┌──
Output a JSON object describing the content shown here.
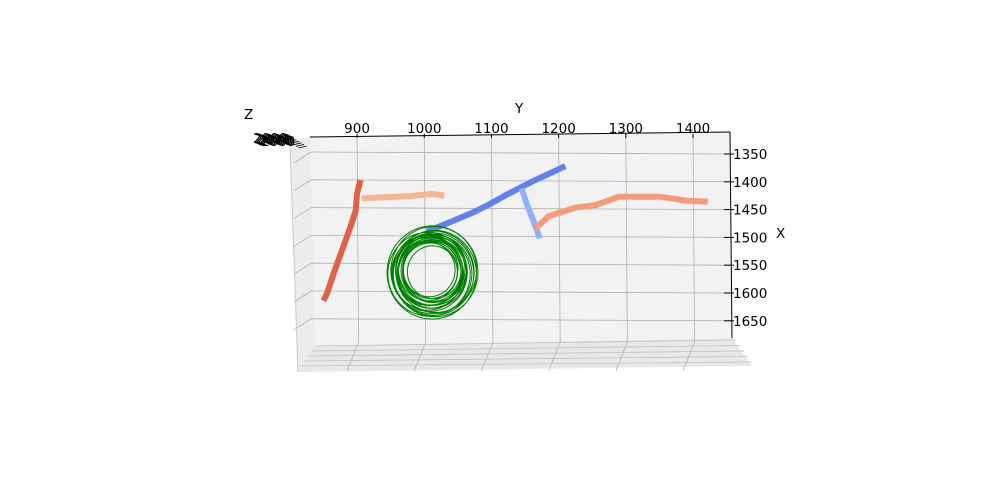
{
  "chart_data": {
    "type": "line",
    "subtype": "3d-line",
    "title": "",
    "xlabel": "X",
    "ylabel": "Y",
    "zlabel": "Z",
    "xlim": [
      1330,
      1670
    ],
    "ylim": [
      830,
      1430
    ],
    "x_ticks": [
      "1350",
      "1400",
      "1450",
      "1500",
      "1550",
      "1600",
      "1650"
    ],
    "y_ticks": [
      "900",
      "1000",
      "1100",
      "1200",
      "1300",
      "1400"
    ],
    "z_ticks": [
      "2000",
      "2000",
      "2000",
      "2000",
      "2000",
      "2000"
    ],
    "grid": true,
    "legend": "none",
    "series": [
      {
        "color": "#e06048",
        "width": 6,
        "points": [
          [
            1395,
            905
          ],
          [
            1420,
            900
          ],
          [
            1450,
            898
          ],
          [
            1480,
            890
          ],
          [
            1520,
            878
          ],
          [
            1560,
            866
          ],
          [
            1600,
            855
          ],
          [
            1612,
            850
          ]
        ]
      },
      {
        "color": "#f7b596",
        "width": 6,
        "points": [
          [
            1428,
            907
          ],
          [
            1426,
            940
          ],
          [
            1424,
            980
          ],
          [
            1420,
            1010
          ],
          [
            1423,
            1030
          ]
        ]
      },
      {
        "color": "#6282ea",
        "width": 6,
        "points": [
          [
            1488,
            1004
          ],
          [
            1470,
            1040
          ],
          [
            1452,
            1075
          ],
          [
            1440,
            1095
          ],
          [
            1420,
            1125
          ],
          [
            1398,
            1160
          ],
          [
            1370,
            1210
          ]
        ]
      },
      {
        "color": "#91b2fa",
        "width": 6,
        "points": [
          [
            1410,
            1145
          ],
          [
            1440,
            1153
          ],
          [
            1470,
            1163
          ],
          [
            1500,
            1172
          ]
        ]
      },
      {
        "color": "#f39c7c",
        "width": 6,
        "points": [
          [
            1483,
            1165
          ],
          [
            1460,
            1185
          ],
          [
            1445,
            1225
          ],
          [
            1440,
            1255
          ],
          [
            1425,
            1290
          ],
          [
            1425,
            1350
          ],
          [
            1432,
            1390
          ],
          [
            1434,
            1422
          ]
        ]
      },
      {
        "color": "#008000",
        "width": 1,
        "style": "tangled-loop",
        "center": [
          1560,
          1010
        ],
        "radius": [
          37,
          80
        ],
        "points": []
      }
    ]
  }
}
└──
What to produce: Copy the data exactly. Any picture it contains is to be omitted.

The completed task:
Output a JSON object describing the content shown here.
{
  "chart_data": {
    "type": "line",
    "subtype": "3d-line",
    "title": "",
    "xlabel": "X",
    "ylabel": "Y",
    "zlabel": "Z",
    "xlim": [
      1330,
      1670
    ],
    "ylim": [
      830,
      1430
    ],
    "x_ticks": [
      "1350",
      "1400",
      "1450",
      "1500",
      "1550",
      "1600",
      "1650"
    ],
    "y_ticks": [
      "900",
      "1000",
      "1100",
      "1200",
      "1300",
      "1400"
    ],
    "z_ticks": [
      "2000",
      "2000",
      "2000",
      "2000",
      "2000",
      "2000"
    ],
    "grid": true,
    "legend": "none",
    "series": [
      {
        "color": "#e06048",
        "width": 6,
        "points": [
          [
            1395,
            905
          ],
          [
            1420,
            900
          ],
          [
            1450,
            898
          ],
          [
            1480,
            890
          ],
          [
            1520,
            878
          ],
          [
            1560,
            866
          ],
          [
            1600,
            855
          ],
          [
            1612,
            850
          ]
        ]
      },
      {
        "color": "#f7b596",
        "width": 6,
        "points": [
          [
            1428,
            907
          ],
          [
            1426,
            940
          ],
          [
            1424,
            980
          ],
          [
            1420,
            1010
          ],
          [
            1423,
            1030
          ]
        ]
      },
      {
        "color": "#6282ea",
        "width": 6,
        "points": [
          [
            1488,
            1004
          ],
          [
            1470,
            1040
          ],
          [
            1452,
            1075
          ],
          [
            1440,
            1095
          ],
          [
            1420,
            1125
          ],
          [
            1398,
            1160
          ],
          [
            1370,
            1210
          ]
        ]
      },
      {
        "color": "#91b2fa",
        "width": 6,
        "points": [
          [
            1410,
            1145
          ],
          [
            1440,
            1153
          ],
          [
            1470,
            1163
          ],
          [
            1500,
            1172
          ]
        ]
      },
      {
        "color": "#f39c7c",
        "width": 6,
        "points": [
          [
            1483,
            1165
          ],
          [
            1460,
            1185
          ],
          [
            1445,
            1225
          ],
          [
            1440,
            1255
          ],
          [
            1425,
            1290
          ],
          [
            1425,
            1350
          ],
          [
            1432,
            1390
          ],
          [
            1434,
            1422
          ]
        ]
      },
      {
        "color": "#008000",
        "width": 1,
        "style": "tangled-loop",
        "center": [
          1560,
          1010
        ],
        "radius": [
          37,
          80
        ],
        "points": []
      }
    ]
  }
}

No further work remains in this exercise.